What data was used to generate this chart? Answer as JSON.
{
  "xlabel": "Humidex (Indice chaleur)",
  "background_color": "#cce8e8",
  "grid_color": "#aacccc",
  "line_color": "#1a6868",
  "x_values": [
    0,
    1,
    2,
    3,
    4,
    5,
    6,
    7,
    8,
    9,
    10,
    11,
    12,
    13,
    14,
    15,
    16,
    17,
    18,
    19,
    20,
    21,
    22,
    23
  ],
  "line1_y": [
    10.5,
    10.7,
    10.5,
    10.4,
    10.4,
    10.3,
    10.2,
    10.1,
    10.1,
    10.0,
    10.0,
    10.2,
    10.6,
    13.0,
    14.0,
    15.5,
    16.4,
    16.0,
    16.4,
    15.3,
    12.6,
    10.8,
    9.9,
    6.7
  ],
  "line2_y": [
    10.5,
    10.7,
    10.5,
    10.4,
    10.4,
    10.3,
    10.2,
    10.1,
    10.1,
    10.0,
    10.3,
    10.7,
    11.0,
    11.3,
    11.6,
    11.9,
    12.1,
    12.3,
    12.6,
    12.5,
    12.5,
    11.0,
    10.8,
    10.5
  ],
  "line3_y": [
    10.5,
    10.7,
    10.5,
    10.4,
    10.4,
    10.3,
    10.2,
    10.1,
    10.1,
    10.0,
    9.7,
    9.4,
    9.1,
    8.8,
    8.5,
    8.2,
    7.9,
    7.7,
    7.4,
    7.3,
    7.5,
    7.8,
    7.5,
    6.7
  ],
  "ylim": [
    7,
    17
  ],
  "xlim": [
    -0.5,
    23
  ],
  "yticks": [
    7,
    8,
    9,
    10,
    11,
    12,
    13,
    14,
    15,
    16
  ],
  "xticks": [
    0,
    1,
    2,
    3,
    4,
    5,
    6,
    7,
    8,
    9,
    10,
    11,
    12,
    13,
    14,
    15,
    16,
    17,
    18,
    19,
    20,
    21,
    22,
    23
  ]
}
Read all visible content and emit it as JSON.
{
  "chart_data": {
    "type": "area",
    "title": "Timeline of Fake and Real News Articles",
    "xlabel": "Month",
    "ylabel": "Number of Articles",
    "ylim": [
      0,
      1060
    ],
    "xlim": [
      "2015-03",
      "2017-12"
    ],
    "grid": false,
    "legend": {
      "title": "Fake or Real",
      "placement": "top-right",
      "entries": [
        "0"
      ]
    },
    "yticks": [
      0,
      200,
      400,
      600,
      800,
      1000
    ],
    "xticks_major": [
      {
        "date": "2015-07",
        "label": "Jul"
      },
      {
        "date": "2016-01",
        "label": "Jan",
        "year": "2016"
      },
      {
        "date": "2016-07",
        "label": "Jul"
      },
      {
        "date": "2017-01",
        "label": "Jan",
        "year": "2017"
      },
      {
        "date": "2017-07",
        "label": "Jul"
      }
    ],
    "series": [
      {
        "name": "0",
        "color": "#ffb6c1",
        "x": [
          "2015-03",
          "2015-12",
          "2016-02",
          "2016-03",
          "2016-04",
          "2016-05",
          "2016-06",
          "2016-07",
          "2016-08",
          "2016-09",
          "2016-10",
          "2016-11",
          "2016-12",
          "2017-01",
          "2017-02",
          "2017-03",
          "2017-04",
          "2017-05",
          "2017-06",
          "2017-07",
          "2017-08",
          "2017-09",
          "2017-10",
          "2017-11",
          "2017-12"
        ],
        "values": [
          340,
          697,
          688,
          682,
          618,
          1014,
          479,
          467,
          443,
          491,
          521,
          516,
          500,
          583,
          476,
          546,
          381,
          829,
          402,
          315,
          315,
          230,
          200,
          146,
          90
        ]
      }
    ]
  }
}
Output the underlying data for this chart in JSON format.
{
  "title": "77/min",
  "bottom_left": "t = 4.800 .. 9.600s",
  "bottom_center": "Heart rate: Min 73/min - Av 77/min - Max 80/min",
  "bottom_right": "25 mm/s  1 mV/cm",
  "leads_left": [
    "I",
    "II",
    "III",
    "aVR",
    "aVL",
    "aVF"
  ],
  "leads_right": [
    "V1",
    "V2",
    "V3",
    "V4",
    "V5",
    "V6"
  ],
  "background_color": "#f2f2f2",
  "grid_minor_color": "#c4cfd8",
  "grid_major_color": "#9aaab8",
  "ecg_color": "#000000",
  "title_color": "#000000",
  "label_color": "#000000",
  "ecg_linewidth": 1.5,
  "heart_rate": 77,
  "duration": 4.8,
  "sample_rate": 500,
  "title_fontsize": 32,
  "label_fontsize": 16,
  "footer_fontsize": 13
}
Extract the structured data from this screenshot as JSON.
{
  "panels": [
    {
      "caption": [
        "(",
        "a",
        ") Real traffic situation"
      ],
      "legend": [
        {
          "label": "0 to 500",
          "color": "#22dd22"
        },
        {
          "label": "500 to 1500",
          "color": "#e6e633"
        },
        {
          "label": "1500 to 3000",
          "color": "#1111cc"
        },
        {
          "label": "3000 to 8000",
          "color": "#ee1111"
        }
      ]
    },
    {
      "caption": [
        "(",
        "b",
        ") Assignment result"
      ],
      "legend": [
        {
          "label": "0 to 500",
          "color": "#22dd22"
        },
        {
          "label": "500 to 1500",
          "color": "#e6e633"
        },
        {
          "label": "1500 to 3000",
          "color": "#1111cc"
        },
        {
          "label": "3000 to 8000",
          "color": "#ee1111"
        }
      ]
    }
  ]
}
▬▬▬▬▬▬▬▬▬▬
▶ **DIRECTION**:
Please quote the data above in full, with no line missing.

▶ **THE RESPONSE**:
What data was used to generate this chart? Answer as JSON.
{
  "xlabel": "Humidex (Indice chaleur)",
  "background_color": "#cce8e8",
  "grid_color": "#aacccc",
  "line_color": "#1a6868",
  "x_values": [
    0,
    1,
    2,
    3,
    4,
    5,
    6,
    7,
    8,
    9,
    10,
    11,
    12,
    13,
    14,
    15,
    16,
    17,
    18,
    19,
    20,
    21,
    22,
    23
  ],
  "line1_y": [
    10.5,
    10.7,
    10.5,
    10.4,
    10.4,
    10.3,
    10.2,
    10.1,
    10.1,
    10.0,
    10.0,
    10.2,
    10.6,
    13.0,
    14.0,
    15.5,
    16.4,
    16.0,
    16.4,
    15.3,
    12.6,
    10.8,
    9.9,
    6.7
  ],
  "line2_y": [
    10.5,
    10.7,
    10.5,
    10.4,
    10.4,
    10.3,
    10.2,
    10.1,
    10.1,
    10.0,
    10.3,
    10.7,
    11.0,
    11.3,
    11.6,
    11.9,
    12.1,
    12.3,
    12.6,
    12.5,
    12.5,
    11.0,
    10.8,
    10.5
  ],
  "line3_y": [
    10.5,
    10.7,
    10.5,
    10.4,
    10.4,
    10.3,
    10.2,
    10.1,
    10.1,
    10.0,
    9.7,
    9.4,
    9.1,
    8.8,
    8.5,
    8.2,
    7.9,
    7.7,
    7.4,
    7.3,
    7.5,
    7.8,
    7.5,
    6.7
  ],
  "ylim": [
    7,
    17
  ],
  "xlim": [
    -0.5,
    23
  ],
  "yticks": [
    7,
    8,
    9,
    10,
    11,
    12,
    13,
    14,
    15,
    16
  ],
  "xticks": [
    0,
    1,
    2,
    3,
    4,
    5,
    6,
    7,
    8,
    9,
    10,
    11,
    12,
    13,
    14,
    15,
    16,
    17,
    18,
    19,
    20,
    21,
    22,
    23
  ]
}
Read all visible content and emit it as JSON.
{
  "chart_data": {
    "type": "area",
    "title": "Timeline of Fake and Real News Articles",
    "xlabel": "Month",
    "ylabel": "Number of Articles",
    "ylim": [
      0,
      1060
    ],
    "xlim": [
      "2015-03",
      "2017-12"
    ],
    "grid": false,
    "legend": {
      "title": "Fake or Real",
      "placement": "top-right",
      "entries": [
        "0"
      ]
    },
    "yticks": [
      0,
      200,
      400,
      600,
      800,
      1000
    ],
    "xticks_major": [
      {
        "date": "2015-07",
        "label": "Jul"
      },
      {
        "date": "2016-01",
        "label": "Jan",
        "year": "2016"
      },
      {
        "date": "2016-07",
        "label": "Jul"
      },
      {
        "date": "2017-01",
        "label": "Jan",
        "year": "2017"
      },
      {
        "date": "2017-07",
        "label": "Jul"
      }
    ],
    "series": [
      {
        "name": "0",
        "color": "#ffb6c1",
        "x": [
          "2015-03",
          "2015-12",
          "2016-02",
          "2016-03",
          "2016-04",
          "2016-05",
          "2016-06",
          "2016-07",
          "2016-08",
          "2016-09",
          "2016-10",
          "2016-11",
          "2016-12",
          "2017-01",
          "2017-02",
          "2017-03",
          "2017-04",
          "2017-05",
          "2017-06",
          "2017-07",
          "2017-08",
          "2017-09",
          "2017-10",
          "2017-11",
          "2017-12"
        ],
        "values": [
          340,
          697,
          688,
          682,
          618,
          1014,
          479,
          467,
          443,
          491,
          521,
          516,
          500,
          583,
          476,
          546,
          381,
          829,
          402,
          315,
          315,
          230,
          200,
          146,
          90
        ]
      }
    ]
  }
}
Output the underlying data for this chart in JSON format.
{
  "title": "77/min",
  "bottom_left": "t = 4.800 .. 9.600s",
  "bottom_center": "Heart rate: Min 73/min - Av 77/min - Max 80/min",
  "bottom_right": "25 mm/s  1 mV/cm",
  "leads_left": [
    "I",
    "II",
    "III",
    "aVR",
    "aVL",
    "aVF"
  ],
  "leads_right": [
    "V1",
    "V2",
    "V3",
    "V4",
    "V5",
    "V6"
  ],
  "background_color": "#f2f2f2",
  "grid_minor_color": "#c4cfd8",
  "grid_major_color": "#9aaab8",
  "ecg_color": "#000000",
  "title_color": "#000000",
  "label_color": "#000000",
  "ecg_linewidth": 1.5,
  "heart_rate": 77,
  "duration": 4.8,
  "sample_rate": 500,
  "title_fontsize": 32,
  "label_fontsize": 16,
  "footer_fontsize": 13
}
Extract the structured data from this screenshot as JSON.
{
  "panels": [
    {
      "caption": [
        "(",
        "a",
        ") Real traffic situation"
      ],
      "legend": [
        {
          "label": "0 to 500",
          "color": "#22dd22"
        },
        {
          "label": "500 to 1500",
          "color": "#e6e633"
        },
        {
          "label": "1500 to 3000",
          "color": "#1111cc"
        },
        {
          "label": "3000 to 8000",
          "color": "#ee1111"
        }
      ]
    },
    {
      "caption": [
        "(",
        "b",
        ") Assignment result"
      ],
      "legend": [
        {
          "label": "0 to 500",
          "color": "#22dd22"
        },
        {
          "label": "500 to 1500",
          "color": "#e6e633"
        },
        {
          "label": "1500 to 3000",
          "color": "#1111cc"
        },
        {
          "label": "3000 to 8000",
          "color": "#ee1111"
        }
      ]
    }
  ]
}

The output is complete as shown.